SHORT PROBLEM: Write out every single entry exactly.

╔══

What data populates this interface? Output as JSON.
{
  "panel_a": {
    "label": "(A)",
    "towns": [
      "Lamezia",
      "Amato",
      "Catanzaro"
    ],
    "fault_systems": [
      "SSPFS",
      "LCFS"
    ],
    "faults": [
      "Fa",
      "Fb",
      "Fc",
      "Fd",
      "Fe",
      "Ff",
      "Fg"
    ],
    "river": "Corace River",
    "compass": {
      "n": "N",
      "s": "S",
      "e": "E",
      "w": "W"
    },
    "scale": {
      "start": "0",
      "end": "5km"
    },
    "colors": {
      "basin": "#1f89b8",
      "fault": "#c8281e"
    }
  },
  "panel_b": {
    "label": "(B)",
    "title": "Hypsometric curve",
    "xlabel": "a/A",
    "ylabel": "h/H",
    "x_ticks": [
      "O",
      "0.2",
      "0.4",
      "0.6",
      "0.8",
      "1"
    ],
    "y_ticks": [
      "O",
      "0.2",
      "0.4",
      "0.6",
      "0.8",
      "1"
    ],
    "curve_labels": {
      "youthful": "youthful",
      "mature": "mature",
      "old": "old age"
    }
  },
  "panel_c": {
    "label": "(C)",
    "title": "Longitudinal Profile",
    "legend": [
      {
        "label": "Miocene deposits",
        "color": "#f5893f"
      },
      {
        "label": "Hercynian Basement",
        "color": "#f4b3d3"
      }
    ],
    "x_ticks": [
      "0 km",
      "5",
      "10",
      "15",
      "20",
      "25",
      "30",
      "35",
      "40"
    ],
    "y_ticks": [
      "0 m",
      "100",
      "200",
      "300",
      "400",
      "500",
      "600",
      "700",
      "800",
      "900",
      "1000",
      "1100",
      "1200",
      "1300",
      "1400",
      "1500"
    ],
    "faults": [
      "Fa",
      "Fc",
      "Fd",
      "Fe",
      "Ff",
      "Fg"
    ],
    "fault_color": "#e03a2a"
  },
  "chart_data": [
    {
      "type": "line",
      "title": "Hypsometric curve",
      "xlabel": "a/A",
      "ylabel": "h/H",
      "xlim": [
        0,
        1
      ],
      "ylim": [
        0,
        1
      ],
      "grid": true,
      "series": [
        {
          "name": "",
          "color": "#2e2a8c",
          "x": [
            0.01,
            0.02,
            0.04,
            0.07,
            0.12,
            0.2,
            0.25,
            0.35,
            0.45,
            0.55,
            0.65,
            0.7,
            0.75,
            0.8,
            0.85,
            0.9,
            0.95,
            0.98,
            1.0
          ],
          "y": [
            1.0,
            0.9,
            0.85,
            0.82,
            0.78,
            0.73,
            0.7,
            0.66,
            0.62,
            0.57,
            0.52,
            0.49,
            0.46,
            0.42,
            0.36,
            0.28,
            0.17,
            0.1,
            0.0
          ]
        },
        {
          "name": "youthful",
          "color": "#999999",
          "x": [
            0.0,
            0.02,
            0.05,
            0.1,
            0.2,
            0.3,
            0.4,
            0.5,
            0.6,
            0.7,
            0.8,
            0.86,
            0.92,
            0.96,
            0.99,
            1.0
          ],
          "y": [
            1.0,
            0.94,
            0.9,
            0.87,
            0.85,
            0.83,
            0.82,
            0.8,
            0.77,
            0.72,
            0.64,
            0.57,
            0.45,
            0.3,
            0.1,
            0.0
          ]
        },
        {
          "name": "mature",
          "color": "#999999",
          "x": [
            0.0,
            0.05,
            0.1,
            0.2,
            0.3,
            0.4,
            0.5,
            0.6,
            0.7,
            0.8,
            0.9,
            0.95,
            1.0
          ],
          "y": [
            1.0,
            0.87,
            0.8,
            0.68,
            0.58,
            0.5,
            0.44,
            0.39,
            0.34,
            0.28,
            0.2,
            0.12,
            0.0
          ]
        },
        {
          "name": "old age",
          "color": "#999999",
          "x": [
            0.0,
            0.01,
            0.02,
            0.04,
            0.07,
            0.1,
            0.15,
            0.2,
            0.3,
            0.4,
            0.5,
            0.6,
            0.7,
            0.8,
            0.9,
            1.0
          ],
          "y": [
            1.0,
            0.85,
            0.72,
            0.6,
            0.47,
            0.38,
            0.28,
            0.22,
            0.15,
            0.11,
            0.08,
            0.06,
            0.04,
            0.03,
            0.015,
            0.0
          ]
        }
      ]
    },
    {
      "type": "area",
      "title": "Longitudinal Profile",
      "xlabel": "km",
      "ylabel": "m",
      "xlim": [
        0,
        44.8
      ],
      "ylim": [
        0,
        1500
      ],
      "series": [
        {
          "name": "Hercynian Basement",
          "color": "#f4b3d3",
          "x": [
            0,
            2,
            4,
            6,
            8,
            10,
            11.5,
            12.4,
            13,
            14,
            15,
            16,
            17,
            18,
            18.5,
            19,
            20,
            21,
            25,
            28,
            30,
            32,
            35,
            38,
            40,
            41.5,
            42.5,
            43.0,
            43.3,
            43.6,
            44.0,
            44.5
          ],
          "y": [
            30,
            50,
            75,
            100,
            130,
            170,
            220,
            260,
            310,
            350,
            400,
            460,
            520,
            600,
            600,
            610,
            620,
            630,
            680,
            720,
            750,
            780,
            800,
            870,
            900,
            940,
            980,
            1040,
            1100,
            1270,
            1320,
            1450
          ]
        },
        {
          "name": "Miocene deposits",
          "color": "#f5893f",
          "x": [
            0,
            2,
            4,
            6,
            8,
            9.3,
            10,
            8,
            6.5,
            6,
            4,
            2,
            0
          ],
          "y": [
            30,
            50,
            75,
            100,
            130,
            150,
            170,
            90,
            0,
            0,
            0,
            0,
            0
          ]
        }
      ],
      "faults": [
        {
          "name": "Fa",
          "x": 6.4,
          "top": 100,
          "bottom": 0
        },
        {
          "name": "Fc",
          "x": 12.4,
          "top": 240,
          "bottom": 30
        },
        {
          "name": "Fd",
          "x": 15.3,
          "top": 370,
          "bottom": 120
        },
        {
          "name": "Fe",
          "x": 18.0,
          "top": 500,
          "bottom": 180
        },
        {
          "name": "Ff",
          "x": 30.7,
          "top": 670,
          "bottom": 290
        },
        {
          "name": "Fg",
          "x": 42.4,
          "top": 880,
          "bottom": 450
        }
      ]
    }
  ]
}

╚══

EXERCISE SOLUTION:
What data populates this interface? Output as JSON.
{
  "panel_a": {
    "label": "(A)",
    "towns": [
      "Lamezia",
      "Amato",
      "Catanzaro"
    ],
    "fault_systems": [
      "SSPFS",
      "LCFS"
    ],
    "faults": [
      "Fa",
      "Fb",
      "Fc",
      "Fd",
      "Fe",
      "Ff",
      "Fg"
    ],
    "river": "Corace River",
    "compass": {
      "n": "N",
      "s": "S",
      "e": "E",
      "w": "W"
    },
    "scale": {
      "start": "0",
      "end": "5km"
    },
    "colors": {
      "basin": "#1f89b8",
      "fault": "#c8281e"
    }
  },
  "panel_b": {
    "label": "(B)",
    "title": "Hypsometric curve",
    "xlabel": "a/A",
    "ylabel": "h/H",
    "x_ticks": [
      "O",
      "0.2",
      "0.4",
      "0.6",
      "0.8",
      "1"
    ],
    "y_ticks": [
      "O",
      "0.2",
      "0.4",
      "0.6",
      "0.8",
      "1"
    ],
    "curve_labels": {
      "youthful": "youthful",
      "mature": "mature",
      "old": "old age"
    }
  },
  "panel_c": {
    "label": "(C)",
    "title": "Longitudinal Profile",
    "legend": [
      {
        "label": "Miocene deposits",
        "color": "#f5893f"
      },
      {
        "label": "Hercynian Basement",
        "color": "#f4b3d3"
      }
    ],
    "x_ticks": [
      "0 km",
      "5",
      "10",
      "15",
      "20",
      "25",
      "30",
      "35",
      "40"
    ],
    "y_ticks": [
      "0 m",
      "100",
      "200",
      "300",
      "400",
      "500",
      "600",
      "700",
      "800",
      "900",
      "1000",
      "1100",
      "1200",
      "1300",
      "1400",
      "1500"
    ],
    "faults": [
      "Fa",
      "Fc",
      "Fd",
      "Fe",
      "Ff",
      "Fg"
    ],
    "fault_color": "#e03a2a"
  },
  "chart_data": [
    {
      "type": "line",
      "title": "Hypsometric curve",
      "xlabel": "a/A",
      "ylabel": "h/H",
      "xlim": [
        0,
        1
      ],
      "ylim": [
        0,
        1
      ],
      "grid": true,
      "series": [
        {
          "name": "",
          "color": "#2e2a8c",
          "x": [
            0.01,
            0.02,
            0.04,
            0.07,
            0.12,
            0.2,
            0.25,
            0.35,
            0.45,
            0.55,
            0.65,
            0.7,
            0.75,
            0.8,
            0.85,
            0.9,
            0.95,
            0.98,
            1.0
          ],
          "y": [
            1.0,
            0.9,
            0.85,
            0.82,
            0.78,
            0.73,
            0.7,
            0.66,
            0.62,
            0.57,
            0.52,
            0.49,
            0.46,
            0.42,
            0.36,
            0.28,
            0.17,
            0.1,
            0.0
          ]
        },
        {
          "name": "youthful",
          "color": "#999999",
          "x": [
            0.0,
            0.02,
            0.05,
            0.1,
            0.2,
            0.3,
            0.4,
            0.5,
            0.6,
            0.7,
            0.8,
            0.86,
            0.92,
            0.96,
            0.99,
            1.0
          ],
          "y": [
            1.0,
            0.94,
            0.9,
            0.87,
            0.85,
            0.83,
            0.82,
            0.8,
            0.77,
            0.72,
            0.64,
            0.57,
            0.45,
            0.3,
            0.1,
            0.0
          ]
        },
        {
          "name": "mature",
          "color": "#999999",
          "x": [
            0.0,
            0.05,
            0.1,
            0.2,
            0.3,
            0.4,
            0.5,
            0.6,
            0.7,
            0.8,
            0.9,
            0.95,
            1.0
          ],
          "y": [
            1.0,
            0.87,
            0.8,
            0.68,
            0.58,
            0.5,
            0.44,
            0.39,
            0.34,
            0.28,
            0.2,
            0.12,
            0.0
          ]
        },
        {
          "name": "old age",
          "color": "#999999",
          "x": [
            0.0,
            0.01,
            0.02,
            0.04,
            0.07,
            0.1,
            0.15,
            0.2,
            0.3,
            0.4,
            0.5,
            0.6,
            0.7,
            0.8,
            0.9,
            1.0
          ],
          "y": [
            1.0,
            0.85,
            0.72,
            0.6,
            0.47,
            0.38,
            0.28,
            0.22,
            0.15,
            0.11,
            0.08,
            0.06,
            0.04,
            0.03,
            0.015,
            0.0
          ]
        }
      ]
    },
    {
      "type": "area",
      "title": "Longitudinal Profile",
      "xlabel": "km",
      "ylabel": "m",
      "xlim": [
        0,
        44.8
      ],
      "ylim": [
        0,
        1500
      ],
      "series": [
        {
          "name": "Hercynian Basement",
          "color": "#f4b3d3",
          "x": [
            0,
            2,
            4,
            6,
            8,
            10,
            11.5,
            12.4,
            13,
            14,
            15,
            16,
            17,
            18,
            18.5,
            19,
            20,
            21,
            25,
            28,
            30,
            32,
            35,
            38,
            40,
            41.5,
            42.5,
            43.0,
            43.3,
            43.6,
            44.0,
            44.5
          ],
          "y": [
            30,
            50,
            75,
            100,
            130,
            170,
            220,
            260,
            310,
            350,
            400,
            460,
            520,
            600,
            600,
            610,
            620,
            630,
            680,
            720,
            750,
            780,
            800,
            870,
            900,
            940,
            980,
            1040,
            1100,
            1270,
            1320,
            1450
          ]
        },
        {
          "name": "Miocene deposits",
          "color": "#f5893f",
          "x": [
            0,
            2,
            4,
            6,
            8,
            9.3,
            10,
            8,
            6.5,
            6,
            4,
            2,
            0
          ],
          "y": [
            30,
            50,
            75,
            100,
            130,
            150,
            170,
            90,
            0,
            0,
            0,
            0,
            0
          ]
        }
      ],
      "faults": [
        {
          "name": "Fa",
          "x": 6.4,
          "top": 100,
          "bottom": 0
        },
        {
          "name": "Fc",
          "x": 12.4,
          "top": 240,
          "bottom": 30
        },
        {
          "name": "Fd",
          "x": 15.3,
          "top": 370,
          "bottom": 120
        },
        {
          "name": "Fe",
          "x": 18.0,
          "top": 500,
          "bottom": 180
        },
        {
          "name": "Ff",
          "x": 30.7,
          "top": 670,
          "bottom": 290
        },
        {
          "name": "Fg",
          "x": 42.4,
          "top": 880,
          "bottom": 450
        }
      ]
    }
  ]
}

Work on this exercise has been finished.